Reproduce the material in full, exactly as written.

* START ITEMS *

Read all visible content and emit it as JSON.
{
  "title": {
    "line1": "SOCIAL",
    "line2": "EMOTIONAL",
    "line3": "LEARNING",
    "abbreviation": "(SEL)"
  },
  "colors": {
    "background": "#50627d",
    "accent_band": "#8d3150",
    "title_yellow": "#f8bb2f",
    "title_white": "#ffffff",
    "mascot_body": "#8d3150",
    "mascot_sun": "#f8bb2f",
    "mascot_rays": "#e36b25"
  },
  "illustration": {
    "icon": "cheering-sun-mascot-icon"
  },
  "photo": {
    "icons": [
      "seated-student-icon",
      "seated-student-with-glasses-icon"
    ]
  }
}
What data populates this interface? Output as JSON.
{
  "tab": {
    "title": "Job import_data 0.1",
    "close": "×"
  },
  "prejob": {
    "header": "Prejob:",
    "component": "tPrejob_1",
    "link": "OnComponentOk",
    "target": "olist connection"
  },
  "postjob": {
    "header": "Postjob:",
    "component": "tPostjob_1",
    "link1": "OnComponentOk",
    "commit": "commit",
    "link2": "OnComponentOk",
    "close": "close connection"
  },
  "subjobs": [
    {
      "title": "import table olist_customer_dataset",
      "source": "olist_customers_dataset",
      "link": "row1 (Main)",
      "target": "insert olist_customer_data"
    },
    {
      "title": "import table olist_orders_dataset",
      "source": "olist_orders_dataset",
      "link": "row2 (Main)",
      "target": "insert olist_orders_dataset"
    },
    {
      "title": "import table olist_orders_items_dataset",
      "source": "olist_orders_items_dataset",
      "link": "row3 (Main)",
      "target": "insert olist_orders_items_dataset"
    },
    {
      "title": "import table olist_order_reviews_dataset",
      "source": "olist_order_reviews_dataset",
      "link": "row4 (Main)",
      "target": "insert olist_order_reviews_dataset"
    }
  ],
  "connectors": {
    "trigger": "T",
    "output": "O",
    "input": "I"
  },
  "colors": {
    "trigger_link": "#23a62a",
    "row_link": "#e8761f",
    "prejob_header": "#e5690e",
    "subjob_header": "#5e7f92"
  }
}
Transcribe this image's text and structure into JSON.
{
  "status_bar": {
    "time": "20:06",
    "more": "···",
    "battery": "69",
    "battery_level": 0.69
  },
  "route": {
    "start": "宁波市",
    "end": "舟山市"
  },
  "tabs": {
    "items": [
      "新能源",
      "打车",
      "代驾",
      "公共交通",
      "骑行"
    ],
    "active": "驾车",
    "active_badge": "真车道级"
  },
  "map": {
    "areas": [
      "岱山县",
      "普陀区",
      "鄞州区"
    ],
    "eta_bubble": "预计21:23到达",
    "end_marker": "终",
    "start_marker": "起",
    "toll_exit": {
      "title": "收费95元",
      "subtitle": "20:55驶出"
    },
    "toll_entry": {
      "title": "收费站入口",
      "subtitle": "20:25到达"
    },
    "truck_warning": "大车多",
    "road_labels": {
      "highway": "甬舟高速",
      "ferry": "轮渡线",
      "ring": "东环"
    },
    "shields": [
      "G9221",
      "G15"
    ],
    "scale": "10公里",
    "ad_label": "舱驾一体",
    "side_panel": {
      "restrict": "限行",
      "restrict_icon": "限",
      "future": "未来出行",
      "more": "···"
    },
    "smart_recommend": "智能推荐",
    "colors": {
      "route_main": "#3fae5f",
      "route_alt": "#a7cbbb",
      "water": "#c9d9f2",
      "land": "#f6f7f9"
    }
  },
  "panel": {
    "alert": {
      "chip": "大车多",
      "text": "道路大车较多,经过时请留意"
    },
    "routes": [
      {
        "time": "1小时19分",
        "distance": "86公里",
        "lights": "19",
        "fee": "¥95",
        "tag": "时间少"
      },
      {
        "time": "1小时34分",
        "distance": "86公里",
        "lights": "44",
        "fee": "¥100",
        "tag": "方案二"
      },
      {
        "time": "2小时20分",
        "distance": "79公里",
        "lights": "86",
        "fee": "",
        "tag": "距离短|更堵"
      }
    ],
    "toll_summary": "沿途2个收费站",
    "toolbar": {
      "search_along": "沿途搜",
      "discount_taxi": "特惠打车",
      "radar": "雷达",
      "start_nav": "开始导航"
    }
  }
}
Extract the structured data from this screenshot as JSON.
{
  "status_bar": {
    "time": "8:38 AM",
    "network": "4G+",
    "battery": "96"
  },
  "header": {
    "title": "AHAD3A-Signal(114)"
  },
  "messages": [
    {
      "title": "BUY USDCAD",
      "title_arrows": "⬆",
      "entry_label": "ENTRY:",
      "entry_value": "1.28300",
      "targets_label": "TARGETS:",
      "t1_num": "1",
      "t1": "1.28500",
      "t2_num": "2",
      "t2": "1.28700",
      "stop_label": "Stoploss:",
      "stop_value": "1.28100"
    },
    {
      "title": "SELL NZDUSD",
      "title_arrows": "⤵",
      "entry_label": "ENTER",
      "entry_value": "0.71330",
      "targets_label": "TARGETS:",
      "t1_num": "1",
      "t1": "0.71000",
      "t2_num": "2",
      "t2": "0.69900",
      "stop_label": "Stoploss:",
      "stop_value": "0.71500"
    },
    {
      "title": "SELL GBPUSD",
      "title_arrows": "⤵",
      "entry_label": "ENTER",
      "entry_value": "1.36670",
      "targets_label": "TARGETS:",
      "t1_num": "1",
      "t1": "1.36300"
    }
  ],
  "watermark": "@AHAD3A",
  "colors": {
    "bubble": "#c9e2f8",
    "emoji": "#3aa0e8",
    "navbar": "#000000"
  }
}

* END ITEMS *

● **CORRECT RESPONSE**
Read all visible content and emit it as JSON.
{
  "title": {
    "line1": "SOCIAL",
    "line2": "EMOTIONAL",
    "line3": "LEARNING",
    "abbreviation": "(SEL)"
  },
  "colors": {
    "background": "#50627d",
    "accent_band": "#8d3150",
    "title_yellow": "#f8bb2f",
    "title_white": "#ffffff",
    "mascot_body": "#8d3150",
    "mascot_sun": "#f8bb2f",
    "mascot_rays": "#e36b25"
  },
  "illustration": {
    "icon": "cheering-sun-mascot-icon"
  },
  "photo": {
    "icons": [
      "seated-student-icon",
      "seated-student-with-glasses-icon"
    ]
  }
}
What data populates this interface? Output as JSON.
{
  "tab": {
    "title": "Job import_data 0.1",
    "close": "×"
  },
  "prejob": {
    "header": "Prejob:",
    "component": "tPrejob_1",
    "link": "OnComponentOk",
    "target": "olist connection"
  },
  "postjob": {
    "header": "Postjob:",
    "component": "tPostjob_1",
    "link1": "OnComponentOk",
    "commit": "commit",
    "link2": "OnComponentOk",
    "close": "close connection"
  },
  "subjobs": [
    {
      "title": "import table olist_customer_dataset",
      "source": "olist_customers_dataset",
      "link": "row1 (Main)",
      "target": "insert olist_customer_data"
    },
    {
      "title": "import table olist_orders_dataset",
      "source": "olist_orders_dataset",
      "link": "row2 (Main)",
      "target": "insert olist_orders_dataset"
    },
    {
      "title": "import table olist_orders_items_dataset",
      "source": "olist_orders_items_dataset",
      "link": "row3 (Main)",
      "target": "insert olist_orders_items_dataset"
    },
    {
      "title": "import table olist_order_reviews_dataset",
      "source": "olist_order_reviews_dataset",
      "link": "row4 (Main)",
      "target": "insert olist_order_reviews_dataset"
    }
  ],
  "connectors": {
    "trigger": "T",
    "output": "O",
    "input": "I"
  },
  "colors": {
    "trigger_link": "#23a62a",
    "row_link": "#e8761f",
    "prejob_header": "#e5690e",
    "subjob_header": "#5e7f92"
  }
}
Transcribe this image's text and structure into JSON.
{
  "status_bar": {
    "time": "20:06",
    "more": "···",
    "battery": "69",
    "battery_level": 0.69
  },
  "route": {
    "start": "宁波市",
    "end": "舟山市"
  },
  "tabs": {
    "items": [
      "新能源",
      "打车",
      "代驾",
      "公共交通",
      "骑行"
    ],
    "active": "驾车",
    "active_badge": "真车道级"
  },
  "map": {
    "areas": [
      "岱山县",
      "普陀区",
      "鄞州区"
    ],
    "eta_bubble": "预计21:23到达",
    "end_marker": "终",
    "start_marker": "起",
    "toll_exit": {
      "title": "收费95元",
      "subtitle": "20:55驶出"
    },
    "toll_entry": {
      "title": "收费站入口",
      "subtitle": "20:25到达"
    },
    "truck_warning": "大车多",
    "road_labels": {
      "highway": "甬舟高速",
      "ferry": "轮渡线",
      "ring": "东环"
    },
    "shields": [
      "G9221",
      "G15"
    ],
    "scale": "10公里",
    "ad_label": "舱驾一体",
    "side_panel": {
      "restrict": "限行",
      "restrict_icon": "限",
      "future": "未来出行",
      "more": "···"
    },
    "smart_recommend": "智能推荐",
    "colors": {
      "route_main": "#3fae5f",
      "route_alt": "#a7cbbb",
      "water": "#c9d9f2",
      "land": "#f6f7f9"
    }
  },
  "panel": {
    "alert": {
      "chip": "大车多",
      "text": "道路大车较多,经过时请留意"
    },
    "routes": [
      {
        "time": "1小时19分",
        "distance": "86公里",
        "lights": "19",
        "fee": "¥95",
        "tag": "时间少"
      },
      {
        "time": "1小时34分",
        "distance": "86公里",
        "lights": "44",
        "fee": "¥100",
        "tag": "方案二"
      },
      {
        "time": "2小时20分",
        "distance": "79公里",
        "lights": "86",
        "fee": "",
        "tag": "距离短|更堵"
      }
    ],
    "toll_summary": "沿途2个收费站",
    "toolbar": {
      "search_along": "沿途搜",
      "discount_taxi": "特惠打车",
      "radar": "雷达",
      "start_nav": "开始导航"
    }
  }
}
Extract the structured data from this screenshot as JSON.
{
  "status_bar": {
    "time": "8:38 AM",
    "network": "4G+",
    "battery": "96"
  },
  "header": {
    "title": "AHAD3A-Signal(114)"
  },
  "messages": [
    {
      "title": "BUY USDCAD",
      "title_arrows": "⬆",
      "entry_label": "ENTRY:",
      "entry_value": "1.28300",
      "targets_label": "TARGETS:",
      "t1_num": "1",
      "t1": "1.28500",
      "t2_num": "2",
      "t2": "1.28700",
      "stop_label": "Stoploss:",
      "stop_value": "1.28100"
    },
    {
      "title": "SELL NZDUSD",
      "title_arrows": "⤵",
      "entry_label": "ENTER",
      "entry_value": "0.71330",
      "targets_label": "TARGETS:",
      "t1_num": "1",
      "t1": "0.71000",
      "t2_num": "2",
      "t2": "0.69900",
      "stop_label": "Stoploss:",
      "stop_value": "0.71500"
    },
    {
      "title": "SELL GBPUSD",
      "title_arrows": "⤵",
      "entry_label": "ENTER",
      "entry_value": "1.36670",
      "targets_label": "TARGETS:",
      "t1_num": "1",
      "t1": "1.36300"
    }
  ],
  "watermark": "@AHAD3A",
  "colors": {
    "bubble": "#c9e2f8",
    "emoji": "#3aa0e8",
    "navbar": "#000000"
  }
}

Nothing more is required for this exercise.